Extrait à lire:
#####
Cannes 2024 | Vingt Dieux : petit paysan dans un « comté » de fée

Cannes 2024 | Vingt Dieux : petit paysan dans un « comté » de fée

Totone, 18 ans, passe le plus clair de son temps à boire des bières et écumer les bals du Jura avec sa bande de potes. Mais la réalité le rattrape : il doit s’occuper de sa petite sœur de 7 ans et trouver un moyen de gagner sa vie. Il se met alors en tête de fabriquer le meilleur comté de la région, celui avec lequel il remporterait la médaille d’or du concours agricole et 30 000 euros.

Louise Courvoisier signe sans doute l’un des films les plus attachants autour du monde paysan. Pour une fois, malgré toute le pathos qui s’abat sur le jeune Totone, cette histoire redonne le sourire.

Vingt Dieux, expression rurale désuète, s’affirme comme tel : un film feel-good, entre récit initiatique adolescent et comédie cocasse, étude quasi ethnologique d’un territoire à l’écart et quête d’un avenir meilleur à sa hauteur.

Un scénario écrit au cordeau, une sincère empathie pour ses personnages, des comédiens spontanés et évidents, une mise en scène qui ne cherche pas d’effets inutiles suffisent à rendre ce conte de petit paysan divertissant et authentique.

« Bah tu baises habillé toi? »

Déjà sans mère, Totone, tout juste majeur, et sa petite soeur perdent leur père dans un accident prévisible (boire ou conduire, il faut choisir). Livrés à eux-mêmes, ils doivent se débrouiller. Liquidation totale du passé. C’est le début d’une aventure aux dialogues croquignolesques, avec ses moments de tensions, de drôleries et d’émotions.

Dans ce Jura profond, l’alcool se déverse à profusion, les accents sont tranchés, la testostérone cogne, on conduit des camions sans permis, on se réveille au coca, on travaille sans être déclaré. Totone et sa bande forment des pieds nickelés, dont le principal larcin est de voler du lait pour faire du comté. Rien que le pitch fait sourire.

« – Bah tu peux me lécher. – Oh la, j’sais pas faire des trucs comme ça moi? – Quoi? – Tu sens la vache. »
#####
Bloc de données:
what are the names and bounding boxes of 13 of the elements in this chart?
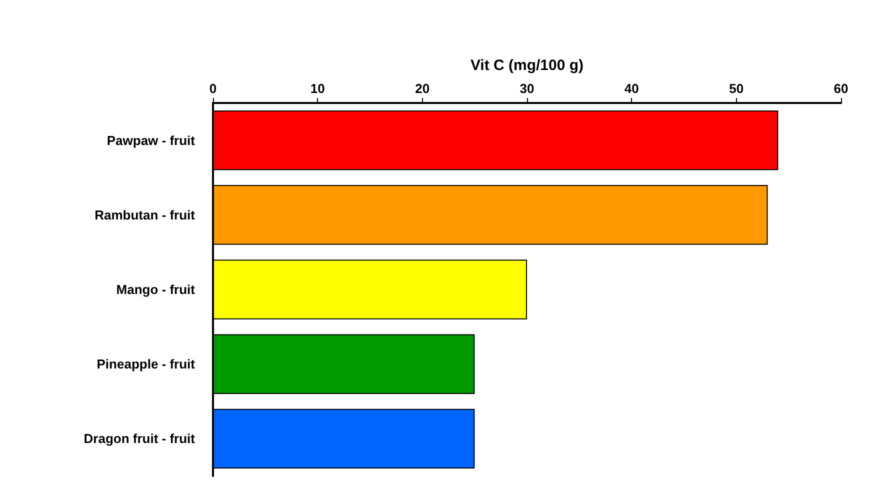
#####
Consigne:
Poursuivez la critique de Vingt Dieux à la suite de la dernière réplique citée. Le matériel placé plus haut n'a aucun lien avec la critique de Vingt Dieux.

Résultat:
Vingt Dieux n’est pas seulement un tuto XXL sur la fabrication du célèbre fromage. Le film allie avec une belle harmonie la fiction, avec des clans rivaux, une histoire d’amour et des frictions amicales, et le réel. C’est peut-être de là que jaillissent les plus beaux instants du film : dans cet apprentissage à faire du fromage, entre transmission et improvisation, mais avec une belle détermination, ou au cœur de cette nuit où il faut accoucher une vache (la naissance du veau est presque vaudevillesque).

Et dans ce monde viriliste, il y a cette jeune paysanne, qui va jouer les Juliette pour ce Roméo de Totone. Franche, bosseuse, pas vraiment glamour (en même temps Totone non plus avec ses boxers Freegun), elle ne s’en laisse pas conter. Femme de son époque (y compris sexuellement), elle va aider Totone à être moins jeune et moins con. Le jeune Clément Faveau, qui a des airs de Magimel à ses débuts, incarne magnifiquement ce jeune mec impulsif, amoureux, paumé et taiseux. Clairement pas construit. Et elle va bien le déconstruire (avant qu’il ne soit trop tard)..

« – Faut que je t’emmène à l’école? – Non c’est dimanche »

C’est ce regard sur une nouvelle masculinité, plus sensible, plus à l’écoute des femmes, qui rend le film si joli et si délicat. Malgré la rugosité du cadre, il déborde de lumière et même de petits plaisirs. Tout se niche dans les détails (et cela inclue le geste bravache et émancipé de la jeune femme dans le plan final), parfois même dans une belle image de cinéma : Totone transportant son immense comté sur sa moto…

Réconciliation et espoir s’entremêleront à la fin pour muer ce film en conte de faits. Car, dès le départ, Louise Courvoisier a voulu signer un film positif, loin des clichés. Aidée par des comédiens enchantés, un scénario sans temps morts et une histoire refusant pathos, mélo ou sentimentalisme, elle réussit à nous délecter avec ce Vingt Dieux très généreux.

Vingt Dieux
Cannes 2024. Un Certain regard.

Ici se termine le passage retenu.